Extracted data entries
☆ ☆ ☆ ☆

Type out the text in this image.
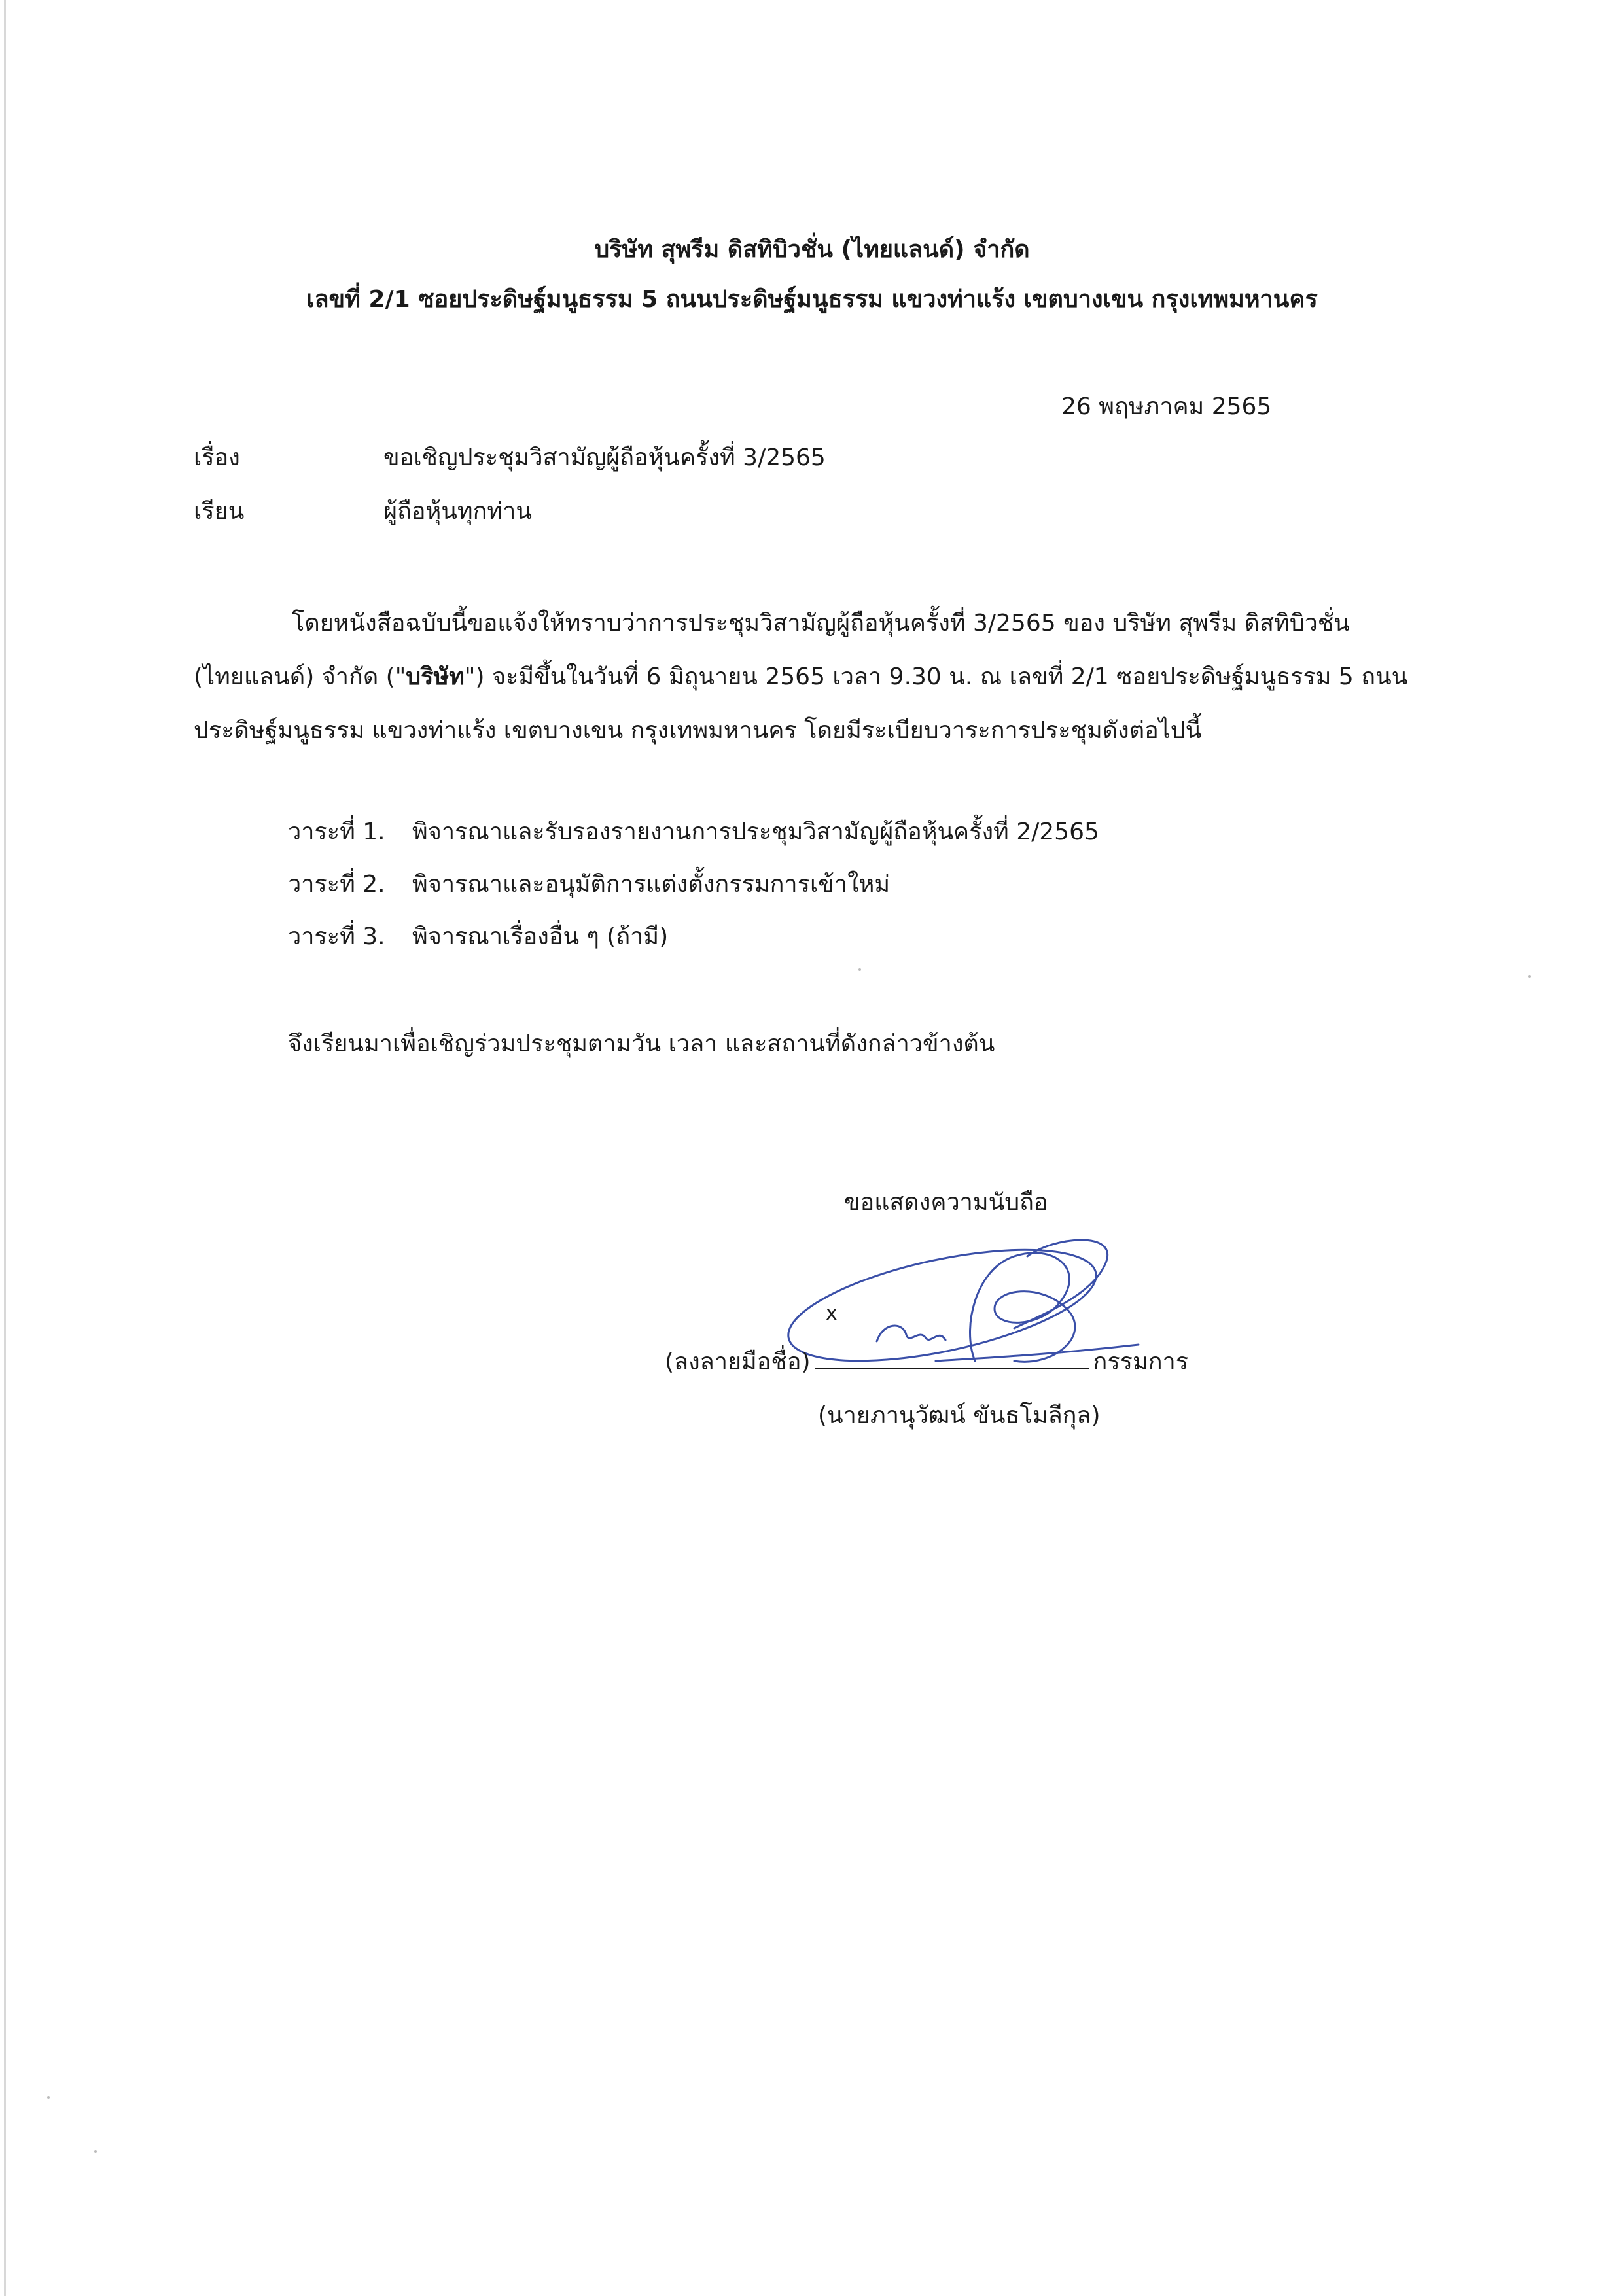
บริษัท สุพรีม ดิสทิบิวชั่น (ไทยแลนด์) จำกัด
เลขที่ 2/1 ซอยประดิษฐ์มนูธรรม 5 ถนนประดิษฐ์มนูธรรม แขวงท่าแร้ง เขตบางเขน กรุงเทพมหานคร
26 พฤษภาคม 2565
เรื่อง	ขอเชิญประชุมวิสามัญผู้ถือหุ้นครั้งที่ 3/2565
เรียน	ผู้ถือหุ้นทุกท่าน
โดยหนังสือฉบับนี้ขอแจ้งให้ทราบว่าการประชุมวิสามัญผู้ถือหุ้นครั้งที่ 3/2565 ของ บริษัท สุพรีม ดิสทิบิวชั่น
(ไทยแลนด์) จำกัด ("บริษัท") จะมีขึ้นในวันที่ 6 มิถุนายน 2565 เวลา 9.30 น. ณ เลขที่ 2/1 ซอยประดิษฐ์มนูธรรม 5 ถนน
ประดิษฐ์มนูธรรม แขวงท่าแร้ง เขตบางเขน กรุงเทพมหานคร โดยมีระเบียบวาระการประชุมดังต่อไปนี้
วาระที่ 1. พิจารณาและรับรองรายงานการประชุมวิสามัญผู้ถือหุ้นครั้งที่ 2/2565
วาระที่ 2. พิจารณาและอนุมัติการแต่งตั้งกรรมการเข้าใหม่
วาระที่ 3. พิจารณาเรื่องอื่น ๆ (ถ้ามี)
จึงเรียนมาเพื่อเชิญร่วมประชุมตามวัน เวลา และสถานที่ดังกล่าวข้างต้น
ขอแสดงความนับถือ
x
(ลงลายมือชื่อ)	กรรมการ
(นายภานุวัฒน์ ขันธโมลีกุล)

☆ ☆ ☆ ☆

# [What this task involves]
Write out the data precisely as given, excluding the pictures.

# [Result]
Type out the text in this image.
บริษัท สุพรีม ดิสทิบิวชั่น (ไทยแลนด์) จำกัด
เลขที่ 2/1 ซอยประดิษฐ์มนูธรรม 5 ถนนประดิษฐ์มนูธรรม แขวงท่าแร้ง เขตบางเขน กรุงเทพมหานคร
26 พฤษภาคม 2565
เรื่อง	ขอเชิญประชุมวิสามัญผู้ถือหุ้นครั้งที่ 3/2565
เรียน	ผู้ถือหุ้นทุกท่าน
โดยหนังสือฉบับนี้ขอแจ้งให้ทราบว่าการประชุมวิสามัญผู้ถือหุ้นครั้งที่ 3/2565 ของ บริษัท สุพรีม ดิสทิบิวชั่น
(ไทยแลนด์) จำกัด ("บริษัท") จะมีขึ้นในวันที่ 6 มิถุนายน 2565 เวลา 9.30 น. ณ เลขที่ 2/1 ซอยประดิษฐ์มนูธรรม 5 ถนน
ประดิษฐ์มนูธรรม แขวงท่าแร้ง เขตบางเขน กรุงเทพมหานคร โดยมีระเบียบวาระการประชุมดังต่อไปนี้
วาระที่ 1. พิจารณาและรับรองรายงานการประชุมวิสามัญผู้ถือหุ้นครั้งที่ 2/2565
วาระที่ 2. พิจารณาและอนุมัติการแต่งตั้งกรรมการเข้าใหม่
วาระที่ 3. พิจารณาเรื่องอื่น ๆ (ถ้ามี)
จึงเรียนมาเพื่อเชิญร่วมประชุมตามวัน เวลา และสถานที่ดังกล่าวข้างต้น
ขอแสดงความนับถือ
x
(ลงลายมือชื่อ)	กรรมการ
(นายภานุวัฒน์ ขันธโมลีกุล)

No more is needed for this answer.